* What you are asked to do *
Locate each line holding the string "xlabel" and copy it.

[Figure record extracts]

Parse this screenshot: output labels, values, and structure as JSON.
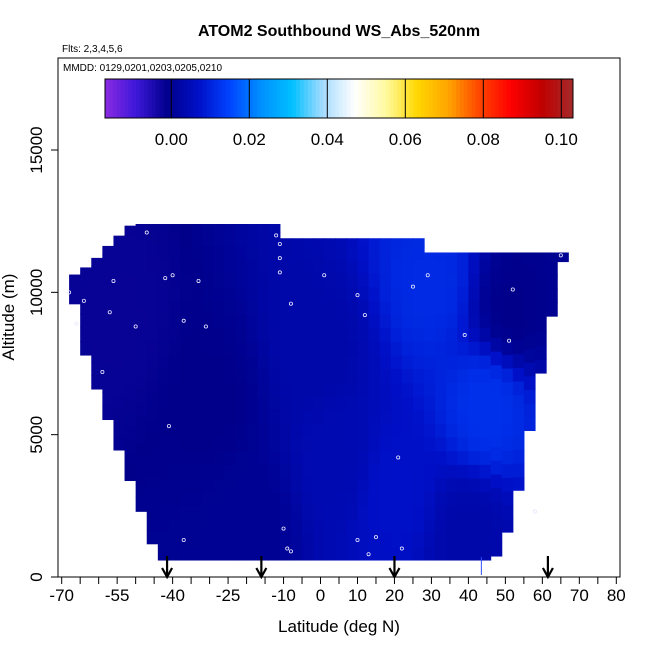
{
  "chart_data": {
    "type": "heatmap",
    "title": "ATOM2 Southbound WS_Abs_520nm",
    "flights_note": "Flts: 2,3,4,5,6",
    "dates_note": "MMDD: 0129,0201,0203,0205,0210",
    "xlabel": "Latitude (deg N)",
    "ylabel": "Altitude (m)",
    "xlim": [
      -70,
      80
    ],
    "ylim": [
      0,
      17500
    ],
    "x_ticks": [
      -70,
      -55,
      -40,
      -25,
      -10,
      0,
      10,
      20,
      30,
      40,
      50,
      60,
      70,
      80
    ],
    "x_tick_labels": [
      "-70",
      "-55",
      "-40",
      "-25",
      "-10",
      "0",
      "10",
      "20",
      "30",
      "40",
      "50",
      "60",
      "70",
      "80"
    ],
    "y_ticks": [
      0,
      5000,
      10000,
      15000
    ],
    "y_tick_labels": [
      "0",
      "5000",
      "10000",
      "15000"
    ],
    "colorbar": {
      "range": [
        -0.017,
        0.103
      ],
      "ticks": [
        0.0,
        0.02,
        0.04,
        0.06,
        0.08,
        0.1
      ],
      "tick_labels": [
        "0.00",
        "0.02",
        "0.04",
        "0.06",
        "0.08",
        "0.10"
      ],
      "colors": [
        "#8a2be2",
        "#3d17d9",
        "#00008b",
        "#0010c8",
        "#0044ff",
        "#0090ff",
        "#00c0ff",
        "#a8dcff",
        "#ffffff",
        "#fffaa0",
        "#ffd700",
        "#ffa500",
        "#ff4500",
        "#ff0000",
        "#c00000",
        "#a52a2a"
      ]
    },
    "region": {
      "top_altitude_by_lat": [
        {
          "lat": -68,
          "alt": 10500
        },
        {
          "lat": -62,
          "alt": 11000
        },
        {
          "lat": -57,
          "alt": 11700
        },
        {
          "lat": -51,
          "alt": 12400
        },
        {
          "lat": -40,
          "alt": 12400
        },
        {
          "lat": -12,
          "alt": 12400
        },
        {
          "lat": -12,
          "alt": 11900
        },
        {
          "lat": 28,
          "alt": 11900
        },
        {
          "lat": 28,
          "alt": 11400
        },
        {
          "lat": 66,
          "alt": 11400
        }
      ],
      "bottom_altitude_by_lat": [
        {
          "lat": -68,
          "alt": 10500
        },
        {
          "lat": -63,
          "alt": 7500
        },
        {
          "lat": -56,
          "alt": 5000
        },
        {
          "lat": -49,
          "alt": 2500
        },
        {
          "lat": -44,
          "alt": 600
        },
        {
          "lat": 47,
          "alt": 600
        },
        {
          "lat": 52,
          "alt": 2000
        },
        {
          "lat": 57,
          "alt": 5500
        },
        {
          "lat": 63,
          "alt": 9500
        },
        {
          "lat": 66,
          "alt": 11400
        }
      ],
      "value_field": [
        {
          "lat": -55,
          "alt": 9000,
          "value": -0.002
        },
        {
          "lat": -30,
          "alt": 6000,
          "value": -0.001
        },
        {
          "lat": -20,
          "alt": 2000,
          "value": 0.0
        },
        {
          "lat": 0,
          "alt": 8000,
          "value": 0.003
        },
        {
          "lat": 5,
          "alt": 4000,
          "value": 0.004
        },
        {
          "lat": 20,
          "alt": 3000,
          "value": 0.007
        },
        {
          "lat": 30,
          "alt": 10300,
          "value": 0.011
        },
        {
          "lat": 45,
          "alt": 6000,
          "value": 0.012
        },
        {
          "lat": 52,
          "alt": 9500,
          "value": -0.001
        },
        {
          "lat": 40,
          "alt": 1500,
          "value": 0.003
        }
      ]
    },
    "sample_points": [
      {
        "lat": -47,
        "alt": 12100
      },
      {
        "lat": -12,
        "alt": 12000
      },
      {
        "lat": -11,
        "alt": 11700
      },
      {
        "lat": -11,
        "alt": 10700
      },
      {
        "lat": -11,
        "alt": 11200
      },
      {
        "lat": -68,
        "alt": 10000
      },
      {
        "lat": -64,
        "alt": 9700
      },
      {
        "lat": -66,
        "alt": 8900
      },
      {
        "lat": -56,
        "alt": 10400
      },
      {
        "lat": -57,
        "alt": 9300
      },
      {
        "lat": -50,
        "alt": 8800
      },
      {
        "lat": -42,
        "alt": 10500
      },
      {
        "lat": -40,
        "alt": 10600
      },
      {
        "lat": -33,
        "alt": 10400
      },
      {
        "lat": -37,
        "alt": 9000
      },
      {
        "lat": -31,
        "alt": 8800
      },
      {
        "lat": -59,
        "alt": 7200
      },
      {
        "lat": -41,
        "alt": 5300
      },
      {
        "lat": -8,
        "alt": 9600
      },
      {
        "lat": 1,
        "alt": 10600
      },
      {
        "lat": 10,
        "alt": 9900
      },
      {
        "lat": 12,
        "alt": 9200
      },
      {
        "lat": 25,
        "alt": 10200
      },
      {
        "lat": 29,
        "alt": 10600
      },
      {
        "lat": 39,
        "alt": 8500
      },
      {
        "lat": 52,
        "alt": 10100
      },
      {
        "lat": 51,
        "alt": 8300
      },
      {
        "lat": 65,
        "alt": 11300
      },
      {
        "lat": 58,
        "alt": 2300
      },
      {
        "lat": 21,
        "alt": 4200
      },
      {
        "lat": -37,
        "alt": 1300
      },
      {
        "lat": -10,
        "alt": 1700
      },
      {
        "lat": -9,
        "alt": 1000
      },
      {
        "lat": -8,
        "alt": 900
      },
      {
        "lat": 10,
        "alt": 1300
      },
      {
        "lat": 13,
        "alt": 800
      },
      {
        "lat": 15,
        "alt": 1400
      },
      {
        "lat": 22,
        "alt": 1000
      }
    ],
    "flight_markers_lat": [
      -41.5,
      -16,
      20,
      61.5
    ],
    "divider_line_lat": 43.5
  }
}
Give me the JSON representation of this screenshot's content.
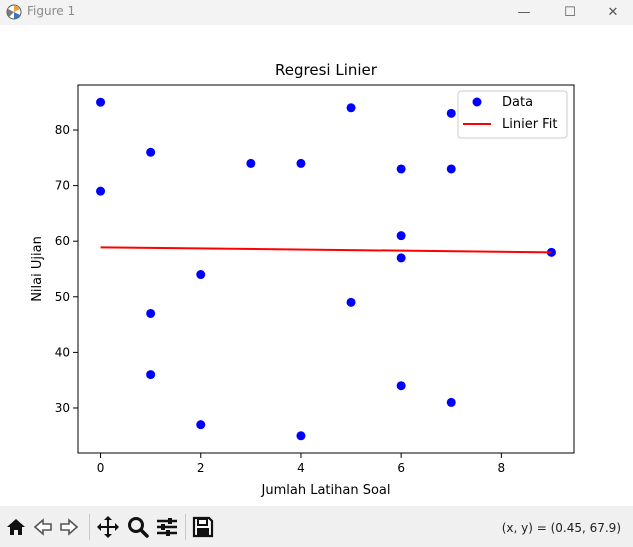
{
  "window": {
    "title": "Figure 1",
    "minimize_glyph": "—",
    "maximize_glyph": "☐",
    "close_glyph": "✕"
  },
  "toolbar": {
    "icons": [
      "home-icon",
      "back-icon",
      "forward-icon",
      "pan-icon",
      "zoom-icon",
      "configure-subplots-icon",
      "save-icon"
    ],
    "coords_text": "(x, y) = (0.45, 67.9)"
  },
  "chart_data": {
    "type": "scatter",
    "title": "Regresi Linier",
    "xlabel": "Jumlah Latihan Soal",
    "ylabel": "Nilai Ujian",
    "xlim": [
      -0.45,
      9.45
    ],
    "ylim": [
      21.9,
      88.1
    ],
    "xticks": [
      0,
      2,
      4,
      6,
      8
    ],
    "yticks": [
      30,
      40,
      50,
      60,
      70,
      80
    ],
    "grid": false,
    "legend_position": "top-right",
    "colors": {
      "data": "#0000ff",
      "fit": "#ff0000"
    },
    "series": [
      {
        "name": "Data",
        "kind": "scatter",
        "points": [
          [
            0,
            85
          ],
          [
            0,
            69
          ],
          [
            1,
            76
          ],
          [
            1,
            47
          ],
          [
            1,
            36
          ],
          [
            2,
            54
          ],
          [
            2,
            27
          ],
          [
            3,
            74
          ],
          [
            4,
            74
          ],
          [
            4,
            25
          ],
          [
            5,
            84
          ],
          [
            5,
            49
          ],
          [
            6,
            73
          ],
          [
            6,
            61
          ],
          [
            6,
            57
          ],
          [
            6,
            34
          ],
          [
            7,
            83
          ],
          [
            7,
            73
          ],
          [
            7,
            31
          ],
          [
            9,
            58
          ]
        ]
      },
      {
        "name": "Linier Fit",
        "kind": "line",
        "points": [
          [
            0,
            58.9
          ],
          [
            9,
            58.0
          ]
        ]
      }
    ]
  }
}
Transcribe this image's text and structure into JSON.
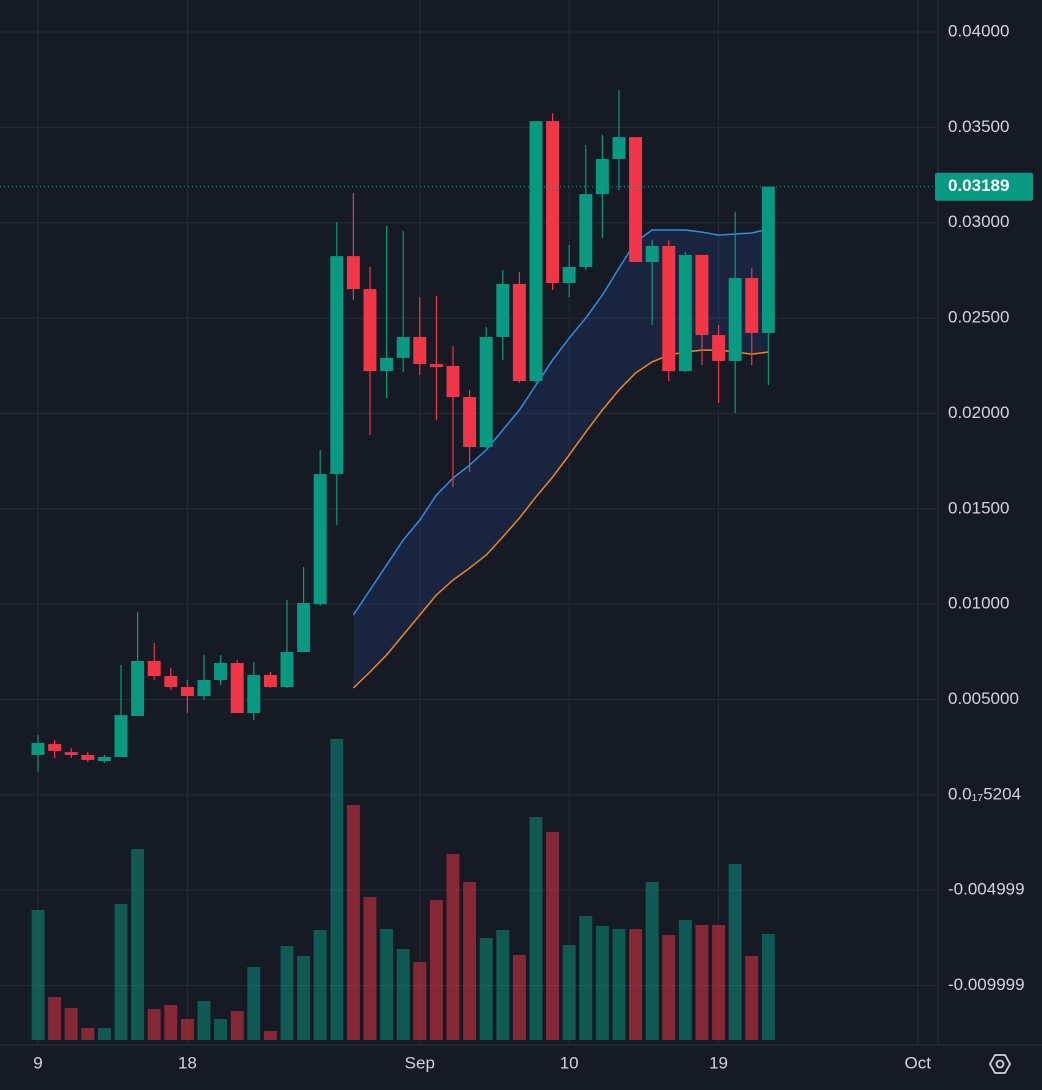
{
  "chart_data": {
    "type": "candlestick",
    "up_color": "#089981",
    "down_color": "#f23645",
    "open": [
      0.00209,
      0.00266,
      0.00224,
      0.00209,
      0.00177,
      0.00198,
      0.00413,
      0.00702,
      0.00623,
      0.00565,
      0.00518,
      0.00602,
      0.00691,
      0.00429,
      0.00628,
      0.00565,
      0.00749,
      0.01,
      0.01682,
      0.02825,
      0.02652,
      0.02222,
      0.02291,
      0.02401,
      0.02259,
      0.02249,
      0.02086,
      0.01824,
      0.02401,
      0.02679,
      0.0217,
      0.03533,
      0.02684,
      0.02768,
      0.0315,
      0.03334,
      0.03449,
      0.02794,
      0.02878,
      0.02222,
      0.02831,
      0.02411,
      0.02275,
      0.0271,
      0.02422
    ],
    "high": [
      0.00314,
      0.00287,
      0.00245,
      0.00224,
      0.00209,
      0.00681,
      0.00959,
      0.00796,
      0.00665,
      0.00602,
      0.00733,
      0.00733,
      0.00707,
      0.00696,
      0.00644,
      0.01022,
      0.01195,
      0.01808,
      0.03004,
      0.03156,
      0.02768,
      0.02983,
      0.02956,
      0.0261,
      0.02616,
      0.02353,
      0.02123,
      0.02453,
      0.02752,
      0.02741,
      0.03533,
      0.03575,
      0.02883,
      0.03407,
      0.0346,
      0.03696,
      0.03449,
      0.02909,
      0.02909,
      0.02846,
      0.02831,
      0.02464,
      0.03056,
      0.02762,
      0.03189
    ],
    "low": [
      0.0012,
      0.00193,
      0.00193,
      0.00172,
      0.00167,
      0.00198,
      0.00413,
      0.00602,
      0.0055,
      0.00429,
      0.00497,
      0.00576,
      0.00429,
      0.00392,
      0.0056,
      0.0056,
      0.00749,
      0.0099,
      0.01415,
      0.02595,
      0.01887,
      0.02081,
      0.02217,
      0.02201,
      0.01965,
      0.01614,
      0.01693,
      0.01819,
      0.0228,
      0.02159,
      0.02159,
      0.02647,
      0.0261,
      0.02752,
      0.0292,
      0.03171,
      0.02794,
      0.02464,
      0.0217,
      0.02217,
      0.02254,
      0.02055,
      0.02002,
      0.02254,
      0.02149
    ],
    "close": [
      0.00272,
      0.0023,
      0.00209,
      0.00183,
      0.00198,
      0.00418,
      0.00702,
      0.00623,
      0.00565,
      0.00518,
      0.00602,
      0.00691,
      0.00429,
      0.00628,
      0.00565,
      0.00749,
      0.01006,
      0.01682,
      0.02825,
      0.02652,
      0.02222,
      0.02291,
      0.02401,
      0.02259,
      0.02243,
      0.02086,
      0.01824,
      0.02401,
      0.02679,
      0.0217,
      0.03533,
      0.02684,
      0.02768,
      0.0315,
      0.03334,
      0.03449,
      0.02794,
      0.02878,
      0.02222,
      0.02831,
      0.02411,
      0.02275,
      0.0271,
      0.02422,
      0.03189
    ],
    "volume": [
      130,
      43,
      32,
      12,
      12,
      136,
      191,
      31,
      35,
      21,
      39,
      21,
      29,
      73,
      9,
      94,
      84,
      110,
      301,
      235,
      143,
      111,
      91,
      78,
      140,
      186,
      158,
      102,
      110,
      85,
      223,
      208,
      95,
      124,
      114,
      111,
      111,
      158,
      105,
      120,
      115,
      115,
      176,
      84,
      106
    ],
    "bands": [
      {
        "color": "#2e8ee8",
        "values": [
          null,
          null,
          null,
          null,
          null,
          null,
          null,
          null,
          null,
          null,
          null,
          null,
          null,
          null,
          null,
          null,
          null,
          null,
          null,
          0.00943,
          0.01074,
          0.01205,
          0.01336,
          0.01441,
          0.01572,
          0.01661,
          0.01729,
          0.01808,
          0.01913,
          0.02018,
          0.02149,
          0.0228,
          0.02395,
          0.025,
          0.02621,
          0.02762,
          0.02899,
          0.02962,
          0.02962,
          0.02962,
          0.02951,
          0.02935,
          0.02941,
          0.02946,
          0.02967
        ]
      },
      {
        "color": "#f0861f",
        "values": [
          null,
          null,
          null,
          null,
          null,
          null,
          null,
          null,
          null,
          null,
          null,
          null,
          null,
          null,
          null,
          null,
          null,
          null,
          null,
          0.0056,
          0.00644,
          0.00733,
          0.00838,
          0.00943,
          0.01048,
          0.01126,
          0.01189,
          0.01257,
          0.01352,
          0.01451,
          0.01562,
          0.01666,
          0.01782,
          0.01902,
          0.02018,
          0.02123,
          0.02212,
          0.0227,
          0.02306,
          0.02322,
          0.02332,
          0.02332,
          0.02322,
          0.02311,
          0.02322
        ]
      }
    ],
    "band_fill": "#2e62c4",
    "ylim": [
      -0.01312,
      0.04168
    ],
    "yticks": [
      {
        "value": 0.04,
        "label": "0.04000"
      },
      {
        "value": 0.035,
        "label": "0.03500"
      },
      {
        "value": 0.03,
        "label": "0.03000"
      },
      {
        "value": 0.025,
        "label": "0.02500"
      },
      {
        "value": 0.02,
        "label": "0.02000"
      },
      {
        "value": 0.015,
        "label": "0.01500"
      },
      {
        "value": 0.01,
        "label": "0.01000"
      },
      {
        "value": 0.005,
        "label": "0.005000"
      },
      {
        "value": 5.204e-19,
        "label": "0.0₁₇5204"
      },
      {
        "value": -0.004999,
        "label": "-0.004999"
      },
      {
        "value": -0.009999,
        "label": "-0.009999"
      }
    ],
    "xlim": [
      -2.29,
      54.22
    ],
    "xticks": [
      {
        "value": 0,
        "label": "9"
      },
      {
        "value": 9,
        "label": "18"
      },
      {
        "value": 23,
        "label": "Sep"
      },
      {
        "value": 32,
        "label": "10"
      },
      {
        "value": 41,
        "label": "19"
      },
      {
        "value": 53,
        "label": "Oct"
      }
    ],
    "grid": true
  }
}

* Answer *
    "xlabel": "Latitude (deg N)",
    "xlabel": "Jumlah Latihan Soal",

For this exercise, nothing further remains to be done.